SOURCE EXCERPT:
Full color prints, mixing colored PLA? Anyone else as skeptical as I am?

I just realized that their logo is a teardrop shape, just like the reprap logo, but a little more irregular.

Flashy website with no sign of proof…

@Pamela_Hauff possible v feasible is a different question. It’s probably possible, but it is so incredibly impractical. The print head would need to move very slowly and regularly purge its molten champer when changing colors.

Thing is, Lexmark was doing something similar in the 2D world using wax cartridges in the mid nineties., so it’s not 100 percent out of the range of believability. They could be using a method to inject color into melted fiber before it extruded.

@Donald_Gaither_Wooki they have stated that they definitely mixing colored PLA (from cartridges, of some sort), not adding color to un-colored plastic.

Filed firmly in the “believe when seen” bin…

Where do they say this? All I see is “Just like normal ink printers, the ProDesk3D uses its proprietary 5-colour PLA cartridge system, capable of mixing primary printing colors to generate the colors of choice for the object you wish to print.” which could easily be a cartridge with 5 dye colors and uncolored PLA similar to the way photo printers have 5 colored toners and clear coat in their cartridge. Or it may have PLA powder that is spritzed into a single heating chamber.

They say it explicitly in the interview here: http://engineervsdesigner.com/67-botobjects-mike-duma-martin-warner/

Ok, thanks.

You could probably get a system to work that printed a layer of clear PLA (it wouldn’t work with opaque) and then used an inkjet print head to color the perimeter. Extrude another layer, print the color on, lather, rinse, repeat.

@Whosa_whatsis Which is basically the premise of the MCOR IRIS, among other similar stuff. Though they use layers of cut paper instead of plastic, which has obvious benefit to absorbing inkjet ink.

I know, but if you use a transparent substrate, you don’t need to fully absorb the ink.

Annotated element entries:
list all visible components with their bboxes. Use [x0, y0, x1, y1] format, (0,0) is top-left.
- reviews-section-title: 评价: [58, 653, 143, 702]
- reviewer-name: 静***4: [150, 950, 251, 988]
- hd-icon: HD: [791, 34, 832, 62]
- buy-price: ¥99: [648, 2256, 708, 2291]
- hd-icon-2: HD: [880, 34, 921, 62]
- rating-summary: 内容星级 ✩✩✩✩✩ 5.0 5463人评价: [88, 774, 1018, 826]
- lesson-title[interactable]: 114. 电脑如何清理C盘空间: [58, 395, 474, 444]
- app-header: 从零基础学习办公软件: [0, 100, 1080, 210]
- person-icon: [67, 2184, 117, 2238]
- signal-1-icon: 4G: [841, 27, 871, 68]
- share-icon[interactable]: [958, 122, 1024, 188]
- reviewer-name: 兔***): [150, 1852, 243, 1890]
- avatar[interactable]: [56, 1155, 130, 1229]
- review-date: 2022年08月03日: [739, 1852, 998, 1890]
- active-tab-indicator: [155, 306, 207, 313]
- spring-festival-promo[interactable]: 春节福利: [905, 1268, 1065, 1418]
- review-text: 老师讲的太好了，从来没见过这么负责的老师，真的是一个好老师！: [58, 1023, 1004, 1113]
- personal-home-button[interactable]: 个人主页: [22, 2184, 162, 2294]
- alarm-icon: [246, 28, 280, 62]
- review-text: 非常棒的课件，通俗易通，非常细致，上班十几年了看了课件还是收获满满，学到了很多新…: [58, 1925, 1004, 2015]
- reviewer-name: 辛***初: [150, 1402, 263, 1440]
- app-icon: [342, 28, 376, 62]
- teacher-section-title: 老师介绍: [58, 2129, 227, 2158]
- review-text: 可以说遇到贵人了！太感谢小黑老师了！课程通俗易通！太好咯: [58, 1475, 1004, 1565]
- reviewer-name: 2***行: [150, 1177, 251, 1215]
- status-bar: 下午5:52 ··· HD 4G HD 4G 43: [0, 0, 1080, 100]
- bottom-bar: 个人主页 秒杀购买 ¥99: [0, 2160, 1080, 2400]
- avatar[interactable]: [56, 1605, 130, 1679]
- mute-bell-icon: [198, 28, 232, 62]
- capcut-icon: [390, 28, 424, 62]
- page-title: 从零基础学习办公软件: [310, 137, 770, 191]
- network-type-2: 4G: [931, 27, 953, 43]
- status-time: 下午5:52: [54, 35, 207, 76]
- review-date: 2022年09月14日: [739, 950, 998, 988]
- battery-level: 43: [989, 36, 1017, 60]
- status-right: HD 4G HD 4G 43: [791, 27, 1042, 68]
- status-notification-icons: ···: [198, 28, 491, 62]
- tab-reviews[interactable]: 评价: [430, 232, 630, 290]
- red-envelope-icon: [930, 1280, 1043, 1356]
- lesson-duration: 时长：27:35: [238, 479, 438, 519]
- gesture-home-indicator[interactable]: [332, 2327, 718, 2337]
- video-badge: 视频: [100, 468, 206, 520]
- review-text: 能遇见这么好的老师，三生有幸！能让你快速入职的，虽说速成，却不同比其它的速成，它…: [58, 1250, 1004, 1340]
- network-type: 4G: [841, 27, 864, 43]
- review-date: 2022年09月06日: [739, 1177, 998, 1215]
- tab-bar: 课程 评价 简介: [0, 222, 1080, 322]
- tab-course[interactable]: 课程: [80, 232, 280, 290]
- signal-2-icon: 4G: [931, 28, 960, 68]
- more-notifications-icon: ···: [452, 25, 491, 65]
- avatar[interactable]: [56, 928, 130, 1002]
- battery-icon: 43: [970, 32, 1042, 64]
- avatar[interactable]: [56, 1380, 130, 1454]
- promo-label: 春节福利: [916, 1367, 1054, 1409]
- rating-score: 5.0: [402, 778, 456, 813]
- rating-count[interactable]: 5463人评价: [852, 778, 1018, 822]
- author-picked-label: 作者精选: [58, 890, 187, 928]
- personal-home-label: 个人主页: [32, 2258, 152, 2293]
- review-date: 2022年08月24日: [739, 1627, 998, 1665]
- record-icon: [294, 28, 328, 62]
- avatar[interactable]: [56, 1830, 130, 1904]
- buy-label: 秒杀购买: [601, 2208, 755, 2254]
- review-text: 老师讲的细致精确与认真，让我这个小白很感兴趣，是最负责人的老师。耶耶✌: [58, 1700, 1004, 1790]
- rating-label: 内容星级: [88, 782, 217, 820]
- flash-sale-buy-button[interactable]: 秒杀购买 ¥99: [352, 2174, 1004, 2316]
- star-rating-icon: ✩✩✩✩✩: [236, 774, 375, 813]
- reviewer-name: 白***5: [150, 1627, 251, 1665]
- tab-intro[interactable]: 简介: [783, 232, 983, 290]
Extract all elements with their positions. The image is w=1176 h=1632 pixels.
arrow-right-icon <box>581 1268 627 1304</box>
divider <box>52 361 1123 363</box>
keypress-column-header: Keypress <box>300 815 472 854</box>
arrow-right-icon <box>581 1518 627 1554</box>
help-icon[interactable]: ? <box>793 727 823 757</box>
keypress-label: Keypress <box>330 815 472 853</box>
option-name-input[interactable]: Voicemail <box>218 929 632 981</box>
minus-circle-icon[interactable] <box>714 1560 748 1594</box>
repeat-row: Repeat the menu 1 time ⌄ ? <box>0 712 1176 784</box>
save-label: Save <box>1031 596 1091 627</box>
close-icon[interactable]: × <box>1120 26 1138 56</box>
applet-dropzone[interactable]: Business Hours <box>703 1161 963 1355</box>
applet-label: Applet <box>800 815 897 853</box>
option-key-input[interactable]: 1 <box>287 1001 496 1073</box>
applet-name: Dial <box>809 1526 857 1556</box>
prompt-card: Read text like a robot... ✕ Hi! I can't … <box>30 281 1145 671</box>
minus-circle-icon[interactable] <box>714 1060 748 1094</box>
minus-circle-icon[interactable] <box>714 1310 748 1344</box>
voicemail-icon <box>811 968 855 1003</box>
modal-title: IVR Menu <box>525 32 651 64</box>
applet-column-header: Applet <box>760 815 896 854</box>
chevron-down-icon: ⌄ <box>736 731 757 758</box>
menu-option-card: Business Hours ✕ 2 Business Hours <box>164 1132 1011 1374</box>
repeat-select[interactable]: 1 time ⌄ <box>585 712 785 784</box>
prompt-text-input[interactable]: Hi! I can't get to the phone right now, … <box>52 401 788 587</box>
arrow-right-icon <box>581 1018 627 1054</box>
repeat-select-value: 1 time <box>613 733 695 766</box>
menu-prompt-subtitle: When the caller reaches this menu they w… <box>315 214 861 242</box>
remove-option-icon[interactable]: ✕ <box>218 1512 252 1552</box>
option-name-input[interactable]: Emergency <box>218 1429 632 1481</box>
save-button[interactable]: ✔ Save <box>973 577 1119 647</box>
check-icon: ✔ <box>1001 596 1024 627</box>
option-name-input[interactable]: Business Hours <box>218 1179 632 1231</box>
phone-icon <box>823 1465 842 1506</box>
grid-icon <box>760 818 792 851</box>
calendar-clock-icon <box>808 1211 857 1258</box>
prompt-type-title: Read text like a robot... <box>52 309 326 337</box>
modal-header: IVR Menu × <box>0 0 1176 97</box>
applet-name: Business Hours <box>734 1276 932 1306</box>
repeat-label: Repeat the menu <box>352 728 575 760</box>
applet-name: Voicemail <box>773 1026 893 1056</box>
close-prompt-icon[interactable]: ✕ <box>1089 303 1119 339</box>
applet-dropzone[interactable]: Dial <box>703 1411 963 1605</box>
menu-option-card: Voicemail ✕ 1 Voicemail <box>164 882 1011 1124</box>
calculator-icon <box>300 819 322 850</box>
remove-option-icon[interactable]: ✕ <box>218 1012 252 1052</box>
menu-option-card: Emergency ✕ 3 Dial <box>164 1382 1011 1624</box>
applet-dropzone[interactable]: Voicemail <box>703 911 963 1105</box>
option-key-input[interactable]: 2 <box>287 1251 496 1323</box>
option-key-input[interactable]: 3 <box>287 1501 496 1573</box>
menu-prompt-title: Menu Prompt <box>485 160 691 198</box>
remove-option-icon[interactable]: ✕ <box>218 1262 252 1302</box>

EXERCISE: In the discussion of full-color 3D printing, which company is said to have done something similar in 2D printing with wax cartridges in the mid nineties? Please answer in a few words.

THE OUTPUT: Lexmark